Stored dataset items:
* begin *

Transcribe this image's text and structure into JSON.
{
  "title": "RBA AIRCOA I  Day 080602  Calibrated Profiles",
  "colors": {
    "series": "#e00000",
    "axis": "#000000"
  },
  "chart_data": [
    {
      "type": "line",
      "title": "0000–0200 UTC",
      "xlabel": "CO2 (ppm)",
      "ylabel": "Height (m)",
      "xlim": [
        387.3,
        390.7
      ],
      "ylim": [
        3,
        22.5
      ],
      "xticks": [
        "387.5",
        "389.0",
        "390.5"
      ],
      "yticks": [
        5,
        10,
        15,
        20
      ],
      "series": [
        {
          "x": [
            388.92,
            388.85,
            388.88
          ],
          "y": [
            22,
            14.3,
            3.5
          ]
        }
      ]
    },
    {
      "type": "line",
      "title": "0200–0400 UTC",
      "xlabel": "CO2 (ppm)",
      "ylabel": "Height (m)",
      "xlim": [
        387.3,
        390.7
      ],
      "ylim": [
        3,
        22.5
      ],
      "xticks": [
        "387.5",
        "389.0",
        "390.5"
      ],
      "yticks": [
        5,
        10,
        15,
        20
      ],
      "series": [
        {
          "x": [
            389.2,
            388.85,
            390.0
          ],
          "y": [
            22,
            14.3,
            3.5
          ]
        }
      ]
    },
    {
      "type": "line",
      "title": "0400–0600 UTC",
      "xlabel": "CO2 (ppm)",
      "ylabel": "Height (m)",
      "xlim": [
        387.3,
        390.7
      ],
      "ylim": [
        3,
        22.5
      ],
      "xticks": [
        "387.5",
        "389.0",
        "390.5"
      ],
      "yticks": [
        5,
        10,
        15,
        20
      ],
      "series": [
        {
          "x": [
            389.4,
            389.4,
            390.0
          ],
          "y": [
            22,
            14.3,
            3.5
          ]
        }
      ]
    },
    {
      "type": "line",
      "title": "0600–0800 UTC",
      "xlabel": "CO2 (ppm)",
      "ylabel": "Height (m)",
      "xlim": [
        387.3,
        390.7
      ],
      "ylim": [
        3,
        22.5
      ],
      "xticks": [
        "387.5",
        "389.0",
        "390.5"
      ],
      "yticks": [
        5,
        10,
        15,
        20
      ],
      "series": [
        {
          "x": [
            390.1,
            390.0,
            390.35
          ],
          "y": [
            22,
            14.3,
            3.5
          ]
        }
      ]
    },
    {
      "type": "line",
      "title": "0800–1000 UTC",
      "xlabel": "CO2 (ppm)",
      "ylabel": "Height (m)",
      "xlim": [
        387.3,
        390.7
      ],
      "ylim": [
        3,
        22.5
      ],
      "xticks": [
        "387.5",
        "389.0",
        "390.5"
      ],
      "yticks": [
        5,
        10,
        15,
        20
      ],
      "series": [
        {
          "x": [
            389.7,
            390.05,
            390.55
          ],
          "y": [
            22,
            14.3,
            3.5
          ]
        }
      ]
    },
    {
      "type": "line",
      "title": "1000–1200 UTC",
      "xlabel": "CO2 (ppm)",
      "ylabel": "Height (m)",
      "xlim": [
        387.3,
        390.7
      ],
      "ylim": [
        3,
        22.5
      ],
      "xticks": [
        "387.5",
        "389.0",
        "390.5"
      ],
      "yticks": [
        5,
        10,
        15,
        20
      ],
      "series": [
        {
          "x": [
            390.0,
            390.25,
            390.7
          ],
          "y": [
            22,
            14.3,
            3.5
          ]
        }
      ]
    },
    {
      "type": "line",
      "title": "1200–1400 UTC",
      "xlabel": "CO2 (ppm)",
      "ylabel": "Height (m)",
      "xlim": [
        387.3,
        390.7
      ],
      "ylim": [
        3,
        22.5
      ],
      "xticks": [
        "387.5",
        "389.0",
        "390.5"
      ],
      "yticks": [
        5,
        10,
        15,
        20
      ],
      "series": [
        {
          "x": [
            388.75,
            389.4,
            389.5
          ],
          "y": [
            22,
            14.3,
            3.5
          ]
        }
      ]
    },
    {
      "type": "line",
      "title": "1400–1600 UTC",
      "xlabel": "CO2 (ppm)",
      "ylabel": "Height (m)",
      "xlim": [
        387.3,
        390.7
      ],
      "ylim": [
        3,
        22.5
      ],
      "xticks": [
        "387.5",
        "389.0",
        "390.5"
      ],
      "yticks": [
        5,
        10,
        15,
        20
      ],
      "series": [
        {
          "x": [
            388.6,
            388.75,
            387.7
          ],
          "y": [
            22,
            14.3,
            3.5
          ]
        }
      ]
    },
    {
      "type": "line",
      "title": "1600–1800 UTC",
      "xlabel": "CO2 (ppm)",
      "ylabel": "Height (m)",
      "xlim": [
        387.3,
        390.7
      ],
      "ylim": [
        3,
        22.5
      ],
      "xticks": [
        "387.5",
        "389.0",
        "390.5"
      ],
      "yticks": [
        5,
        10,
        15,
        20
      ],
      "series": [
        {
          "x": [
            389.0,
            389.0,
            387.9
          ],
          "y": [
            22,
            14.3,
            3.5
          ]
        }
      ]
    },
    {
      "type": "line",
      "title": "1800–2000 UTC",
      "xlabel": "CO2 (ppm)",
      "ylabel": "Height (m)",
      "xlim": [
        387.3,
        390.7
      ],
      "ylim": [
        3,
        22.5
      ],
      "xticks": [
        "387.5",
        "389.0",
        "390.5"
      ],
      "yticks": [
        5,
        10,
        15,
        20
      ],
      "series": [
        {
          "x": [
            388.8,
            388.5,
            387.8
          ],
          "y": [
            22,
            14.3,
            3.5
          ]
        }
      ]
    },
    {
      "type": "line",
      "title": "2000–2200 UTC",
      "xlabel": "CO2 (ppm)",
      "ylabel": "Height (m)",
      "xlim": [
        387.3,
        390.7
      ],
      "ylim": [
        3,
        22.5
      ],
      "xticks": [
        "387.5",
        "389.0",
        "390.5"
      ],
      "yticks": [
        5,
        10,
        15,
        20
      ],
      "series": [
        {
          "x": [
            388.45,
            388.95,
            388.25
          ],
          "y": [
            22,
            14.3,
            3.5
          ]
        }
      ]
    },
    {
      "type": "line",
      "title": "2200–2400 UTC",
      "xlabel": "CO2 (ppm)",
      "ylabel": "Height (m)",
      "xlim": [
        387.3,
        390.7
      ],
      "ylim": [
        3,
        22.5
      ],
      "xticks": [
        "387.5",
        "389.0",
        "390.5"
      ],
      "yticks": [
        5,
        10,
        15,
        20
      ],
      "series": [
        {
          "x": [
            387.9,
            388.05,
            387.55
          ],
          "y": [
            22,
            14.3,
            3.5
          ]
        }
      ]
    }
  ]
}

* end *

- _GOAL_
Exact copies of all the records are required.

- _RESULT FOR THIS TASK_
Transcribe this image's text and structure into JSON.
{
  "title": "RBA AIRCOA I  Day 080602  Calibrated Profiles",
  "colors": {
    "series": "#e00000",
    "axis": "#000000"
  },
  "chart_data": [
    {
      "type": "line",
      "title": "0000–0200 UTC",
      "xlabel": "CO2 (ppm)",
      "ylabel": "Height (m)",
      "xlim": [
        387.3,
        390.7
      ],
      "ylim": [
        3,
        22.5
      ],
      "xticks": [
        "387.5",
        "389.0",
        "390.5"
      ],
      "yticks": [
        5,
        10,
        15,
        20
      ],
      "series": [
        {
          "x": [
            388.92,
            388.85,
            388.88
          ],
          "y": [
            22,
            14.3,
            3.5
          ]
        }
      ]
    },
    {
      "type": "line",
      "title": "0200–0400 UTC",
      "xlabel": "CO2 (ppm)",
      "ylabel": "Height (m)",
      "xlim": [
        387.3,
        390.7
      ],
      "ylim": [
        3,
        22.5
      ],
      "xticks": [
        "387.5",
        "389.0",
        "390.5"
      ],
      "yticks": [
        5,
        10,
        15,
        20
      ],
      "series": [
        {
          "x": [
            389.2,
            388.85,
            390.0
          ],
          "y": [
            22,
            14.3,
            3.5
          ]
        }
      ]
    },
    {
      "type": "line",
      "title": "0400–0600 UTC",
      "xlabel": "CO2 (ppm)",
      "ylabel": "Height (m)",
      "xlim": [
        387.3,
        390.7
      ],
      "ylim": [
        3,
        22.5
      ],
      "xticks": [
        "387.5",
        "389.0",
        "390.5"
      ],
      "yticks": [
        5,
        10,
        15,
        20
      ],
      "series": [
        {
          "x": [
            389.4,
            389.4,
            390.0
          ],
          "y": [
            22,
            14.3,
            3.5
          ]
        }
      ]
    },
    {
      "type": "line",
      "title": "0600–0800 UTC",
      "xlabel": "CO2 (ppm)",
      "ylabel": "Height (m)",
      "xlim": [
        387.3,
        390.7
      ],
      "ylim": [
        3,
        22.5
      ],
      "xticks": [
        "387.5",
        "389.0",
        "390.5"
      ],
      "yticks": [
        5,
        10,
        15,
        20
      ],
      "series": [
        {
          "x": [
            390.1,
            390.0,
            390.35
          ],
          "y": [
            22,
            14.3,
            3.5
          ]
        }
      ]
    },
    {
      "type": "line",
      "title": "0800–1000 UTC",
      "xlabel": "CO2 (ppm)",
      "ylabel": "Height (m)",
      "xlim": [
        387.3,
        390.7
      ],
      "ylim": [
        3,
        22.5
      ],
      "xticks": [
        "387.5",
        "389.0",
        "390.5"
      ],
      "yticks": [
        5,
        10,
        15,
        20
      ],
      "series": [
        {
          "x": [
            389.7,
            390.05,
            390.55
          ],
          "y": [
            22,
            14.3,
            3.5
          ]
        }
      ]
    },
    {
      "type": "line",
      "title": "1000–1200 UTC",
      "xlabel": "CO2 (ppm)",
      "ylabel": "Height (m)",
      "xlim": [
        387.3,
        390.7
      ],
      "ylim": [
        3,
        22.5
      ],
      "xticks": [
        "387.5",
        "389.0",
        "390.5"
      ],
      "yticks": [
        5,
        10,
        15,
        20
      ],
      "series": [
        {
          "x": [
            390.0,
            390.25,
            390.7
          ],
          "y": [
            22,
            14.3,
            3.5
          ]
        }
      ]
    },
    {
      "type": "line",
      "title": "1200–1400 UTC",
      "xlabel": "CO2 (ppm)",
      "ylabel": "Height (m)",
      "xlim": [
        387.3,
        390.7
      ],
      "ylim": [
        3,
        22.5
      ],
      "xticks": [
        "387.5",
        "389.0",
        "390.5"
      ],
      "yticks": [
        5,
        10,
        15,
        20
      ],
      "series": [
        {
          "x": [
            388.75,
            389.4,
            389.5
          ],
          "y": [
            22,
            14.3,
            3.5
          ]
        }
      ]
    },
    {
      "type": "line",
      "title": "1400–1600 UTC",
      "xlabel": "CO2 (ppm)",
      "ylabel": "Height (m)",
      "xlim": [
        387.3,
        390.7
      ],
      "ylim": [
        3,
        22.5
      ],
      "xticks": [
        "387.5",
        "389.0",
        "390.5"
      ],
      "yticks": [
        5,
        10,
        15,
        20
      ],
      "series": [
        {
          "x": [
            388.6,
            388.75,
            387.7
          ],
          "y": [
            22,
            14.3,
            3.5
          ]
        }
      ]
    },
    {
      "type": "line",
      "title": "1600–1800 UTC",
      "xlabel": "CO2 (ppm)",
      "ylabel": "Height (m)",
      "xlim": [
        387.3,
        390.7
      ],
      "ylim": [
        3,
        22.5
      ],
      "xticks": [
        "387.5",
        "389.0",
        "390.5"
      ],
      "yticks": [
        5,
        10,
        15,
        20
      ],
      "series": [
        {
          "x": [
            389.0,
            389.0,
            387.9
          ],
          "y": [
            22,
            14.3,
            3.5
          ]
        }
      ]
    },
    {
      "type": "line",
      "title": "1800–2000 UTC",
      "xlabel": "CO2 (ppm)",
      "ylabel": "Height (m)",
      "xlim": [
        387.3,
        390.7
      ],
      "ylim": [
        3,
        22.5
      ],
      "xticks": [
        "387.5",
        "389.0",
        "390.5"
      ],
      "yticks": [
        5,
        10,
        15,
        20
      ],
      "series": [
        {
          "x": [
            388.8,
            388.5,
            387.8
          ],
          "y": [
            22,
            14.3,
            3.5
          ]
        }
      ]
    },
    {
      "type": "line",
      "title": "2000–2200 UTC",
      "xlabel": "CO2 (ppm)",
      "ylabel": "Height (m)",
      "xlim": [
        387.3,
        390.7
      ],
      "ylim": [
        3,
        22.5
      ],
      "xticks": [
        "387.5",
        "389.0",
        "390.5"
      ],
      "yticks": [
        5,
        10,
        15,
        20
      ],
      "series": [
        {
          "x": [
            388.45,
            388.95,
            388.25
          ],
          "y": [
            22,
            14.3,
            3.5
          ]
        }
      ]
    },
    {
      "type": "line",
      "title": "2200–2400 UTC",
      "xlabel": "CO2 (ppm)",
      "ylabel": "Height (m)",
      "xlim": [
        387.3,
        390.7
      ],
      "ylim": [
        3,
        22.5
      ],
      "xticks": [
        "387.5",
        "389.0",
        "390.5"
      ],
      "yticks": [
        5,
        10,
        15,
        20
      ],
      "series": [
        {
          "x": [
            387.9,
            388.05,
            387.55
          ],
          "y": [
            22,
            14.3,
            3.5
          ]
        }
      ]
    }
  ]
}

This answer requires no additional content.